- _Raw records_
────

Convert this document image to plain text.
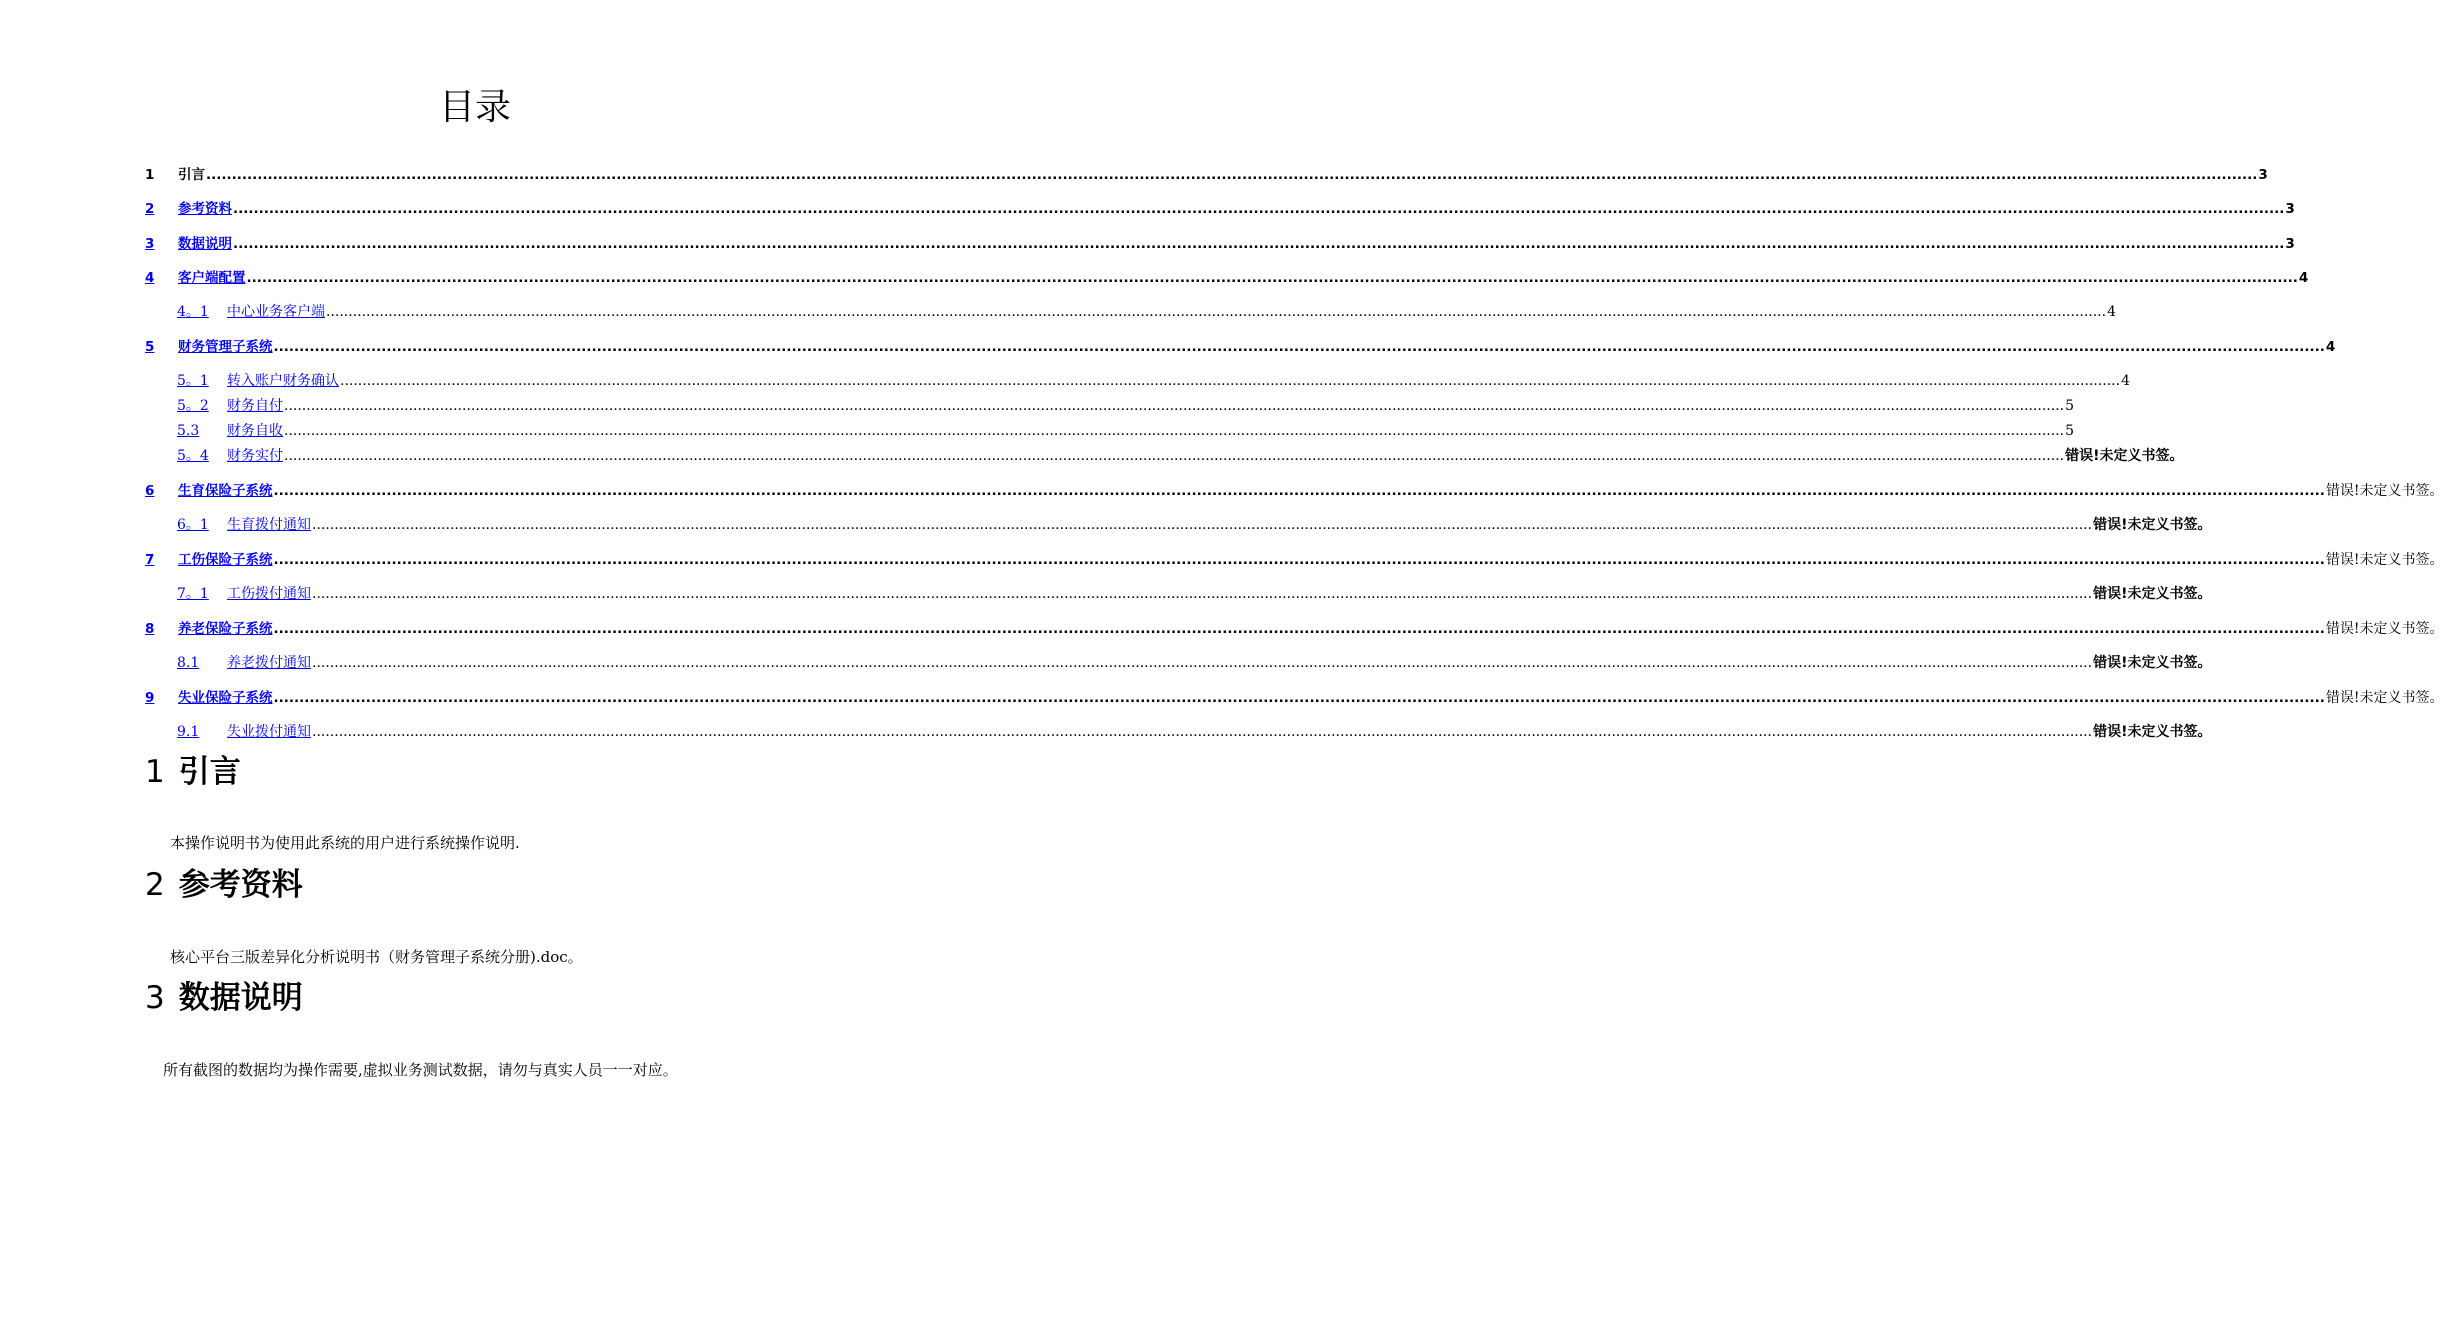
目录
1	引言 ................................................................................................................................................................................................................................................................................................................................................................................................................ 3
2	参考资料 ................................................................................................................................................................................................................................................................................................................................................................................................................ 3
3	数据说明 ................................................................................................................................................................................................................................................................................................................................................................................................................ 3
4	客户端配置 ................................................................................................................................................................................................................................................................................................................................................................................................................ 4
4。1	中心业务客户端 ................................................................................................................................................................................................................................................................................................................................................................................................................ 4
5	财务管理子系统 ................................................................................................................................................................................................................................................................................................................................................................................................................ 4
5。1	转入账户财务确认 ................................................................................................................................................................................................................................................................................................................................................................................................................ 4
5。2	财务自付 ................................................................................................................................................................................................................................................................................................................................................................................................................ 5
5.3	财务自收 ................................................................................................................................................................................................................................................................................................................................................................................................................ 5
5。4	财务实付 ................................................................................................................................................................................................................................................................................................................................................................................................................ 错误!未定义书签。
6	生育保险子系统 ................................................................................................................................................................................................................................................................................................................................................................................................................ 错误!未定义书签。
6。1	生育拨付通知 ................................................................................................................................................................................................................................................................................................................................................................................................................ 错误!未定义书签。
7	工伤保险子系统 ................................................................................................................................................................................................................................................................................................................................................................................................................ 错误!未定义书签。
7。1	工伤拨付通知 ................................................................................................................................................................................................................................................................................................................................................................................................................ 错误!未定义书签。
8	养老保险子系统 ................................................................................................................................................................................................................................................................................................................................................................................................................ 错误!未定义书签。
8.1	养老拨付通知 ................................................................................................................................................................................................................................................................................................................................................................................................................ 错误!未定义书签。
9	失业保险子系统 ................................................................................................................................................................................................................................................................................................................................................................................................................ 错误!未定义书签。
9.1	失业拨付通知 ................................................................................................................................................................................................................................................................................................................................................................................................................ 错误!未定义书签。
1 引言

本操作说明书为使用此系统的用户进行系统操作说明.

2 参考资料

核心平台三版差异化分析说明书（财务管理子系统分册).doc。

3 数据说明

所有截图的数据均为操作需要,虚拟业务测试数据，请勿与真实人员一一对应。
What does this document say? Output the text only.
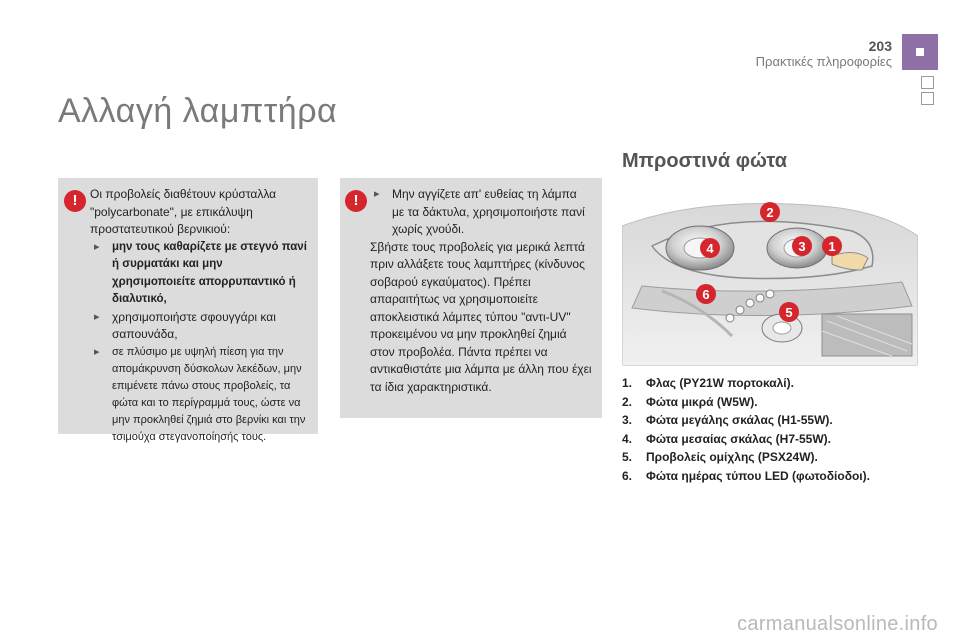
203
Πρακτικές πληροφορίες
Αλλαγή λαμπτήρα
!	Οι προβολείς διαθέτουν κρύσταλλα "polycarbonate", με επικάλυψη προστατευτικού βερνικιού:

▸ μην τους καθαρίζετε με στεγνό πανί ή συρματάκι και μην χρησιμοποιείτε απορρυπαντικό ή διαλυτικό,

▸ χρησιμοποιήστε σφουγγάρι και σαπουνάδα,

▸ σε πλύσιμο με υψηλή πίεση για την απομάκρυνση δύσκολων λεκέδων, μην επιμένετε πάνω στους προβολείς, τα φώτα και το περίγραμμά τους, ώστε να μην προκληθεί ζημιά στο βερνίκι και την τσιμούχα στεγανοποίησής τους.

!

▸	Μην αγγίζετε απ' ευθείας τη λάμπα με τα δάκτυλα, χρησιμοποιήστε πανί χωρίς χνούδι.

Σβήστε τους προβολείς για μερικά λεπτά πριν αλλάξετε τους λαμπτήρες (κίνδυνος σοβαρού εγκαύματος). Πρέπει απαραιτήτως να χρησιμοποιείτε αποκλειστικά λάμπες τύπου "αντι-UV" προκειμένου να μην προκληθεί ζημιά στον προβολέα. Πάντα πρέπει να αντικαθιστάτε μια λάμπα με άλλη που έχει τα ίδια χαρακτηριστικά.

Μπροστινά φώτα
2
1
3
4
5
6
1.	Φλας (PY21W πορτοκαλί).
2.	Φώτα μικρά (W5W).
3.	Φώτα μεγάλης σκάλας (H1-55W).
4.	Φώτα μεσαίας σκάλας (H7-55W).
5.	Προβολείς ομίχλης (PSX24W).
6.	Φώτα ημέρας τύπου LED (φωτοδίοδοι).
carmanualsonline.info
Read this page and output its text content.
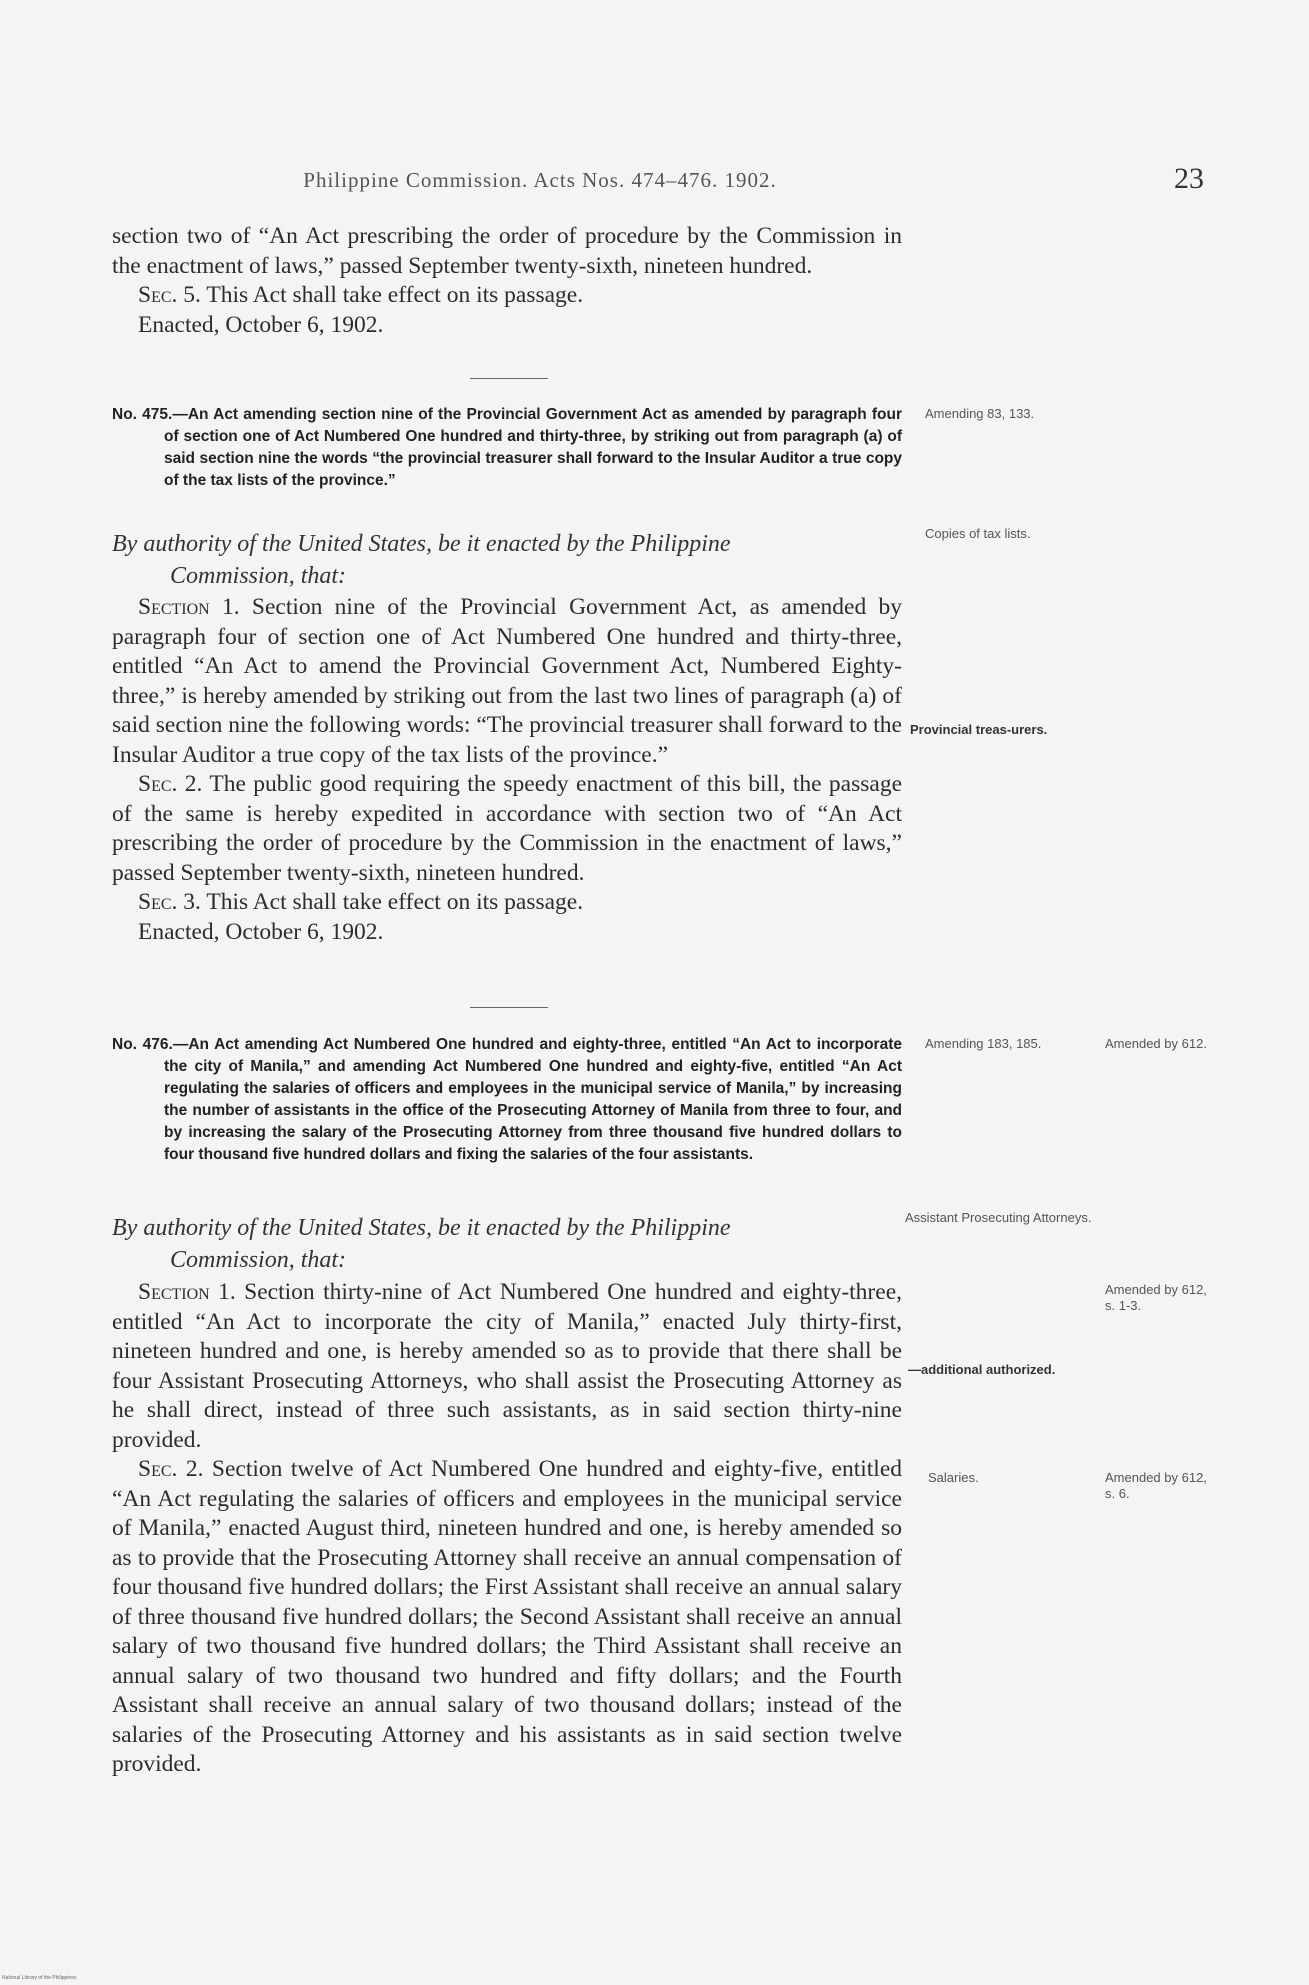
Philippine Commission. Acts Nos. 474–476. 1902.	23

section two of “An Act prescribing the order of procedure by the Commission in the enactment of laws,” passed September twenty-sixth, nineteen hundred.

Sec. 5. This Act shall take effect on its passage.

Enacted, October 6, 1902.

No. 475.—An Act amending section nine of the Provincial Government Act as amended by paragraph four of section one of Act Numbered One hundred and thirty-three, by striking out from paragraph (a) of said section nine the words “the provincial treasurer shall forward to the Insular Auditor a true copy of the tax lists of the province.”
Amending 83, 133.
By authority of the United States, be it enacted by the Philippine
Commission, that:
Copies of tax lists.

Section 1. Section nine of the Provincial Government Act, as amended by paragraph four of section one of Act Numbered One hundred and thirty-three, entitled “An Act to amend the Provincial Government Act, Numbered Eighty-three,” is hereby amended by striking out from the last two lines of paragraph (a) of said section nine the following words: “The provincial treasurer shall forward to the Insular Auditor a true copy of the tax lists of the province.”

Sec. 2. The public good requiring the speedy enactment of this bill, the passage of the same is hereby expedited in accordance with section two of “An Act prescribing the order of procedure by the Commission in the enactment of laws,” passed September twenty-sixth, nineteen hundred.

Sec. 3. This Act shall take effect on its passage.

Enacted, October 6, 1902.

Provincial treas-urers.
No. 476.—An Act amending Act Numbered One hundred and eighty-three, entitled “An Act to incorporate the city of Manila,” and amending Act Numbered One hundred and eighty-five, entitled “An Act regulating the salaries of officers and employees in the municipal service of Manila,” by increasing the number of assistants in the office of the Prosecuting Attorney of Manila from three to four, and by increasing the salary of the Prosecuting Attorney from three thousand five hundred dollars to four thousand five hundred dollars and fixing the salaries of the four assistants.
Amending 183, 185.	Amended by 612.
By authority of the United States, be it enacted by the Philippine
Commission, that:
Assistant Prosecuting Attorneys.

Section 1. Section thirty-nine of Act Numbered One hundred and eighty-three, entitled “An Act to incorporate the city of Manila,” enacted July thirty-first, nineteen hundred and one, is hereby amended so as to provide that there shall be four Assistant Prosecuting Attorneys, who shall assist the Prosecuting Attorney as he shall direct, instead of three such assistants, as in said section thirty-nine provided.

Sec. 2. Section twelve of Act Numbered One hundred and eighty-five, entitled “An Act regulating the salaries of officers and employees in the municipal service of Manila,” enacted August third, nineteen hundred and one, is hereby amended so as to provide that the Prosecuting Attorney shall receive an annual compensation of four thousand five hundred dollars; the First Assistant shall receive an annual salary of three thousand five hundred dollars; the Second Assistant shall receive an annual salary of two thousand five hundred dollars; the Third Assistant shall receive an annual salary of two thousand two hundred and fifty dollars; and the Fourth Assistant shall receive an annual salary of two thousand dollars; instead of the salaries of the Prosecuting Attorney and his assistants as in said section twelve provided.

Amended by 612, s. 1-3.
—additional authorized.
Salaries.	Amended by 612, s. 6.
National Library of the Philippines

────

- _Exercise prompt_
Check every line for "πανί" and show the ones that have it.

- _Solution for this problem_
▸ μην τους καθαρίζετε με στεγνό πανί ή συρματάκι και μην χρησιμοποιείτε απορρυπαντικό ή διαλυτικό,
▸	Μην αγγίζετε απ' ευθείας τη λάμπα με τα δάκτυλα, χρησιμοποιήστε πανί χωρίς χνούδι.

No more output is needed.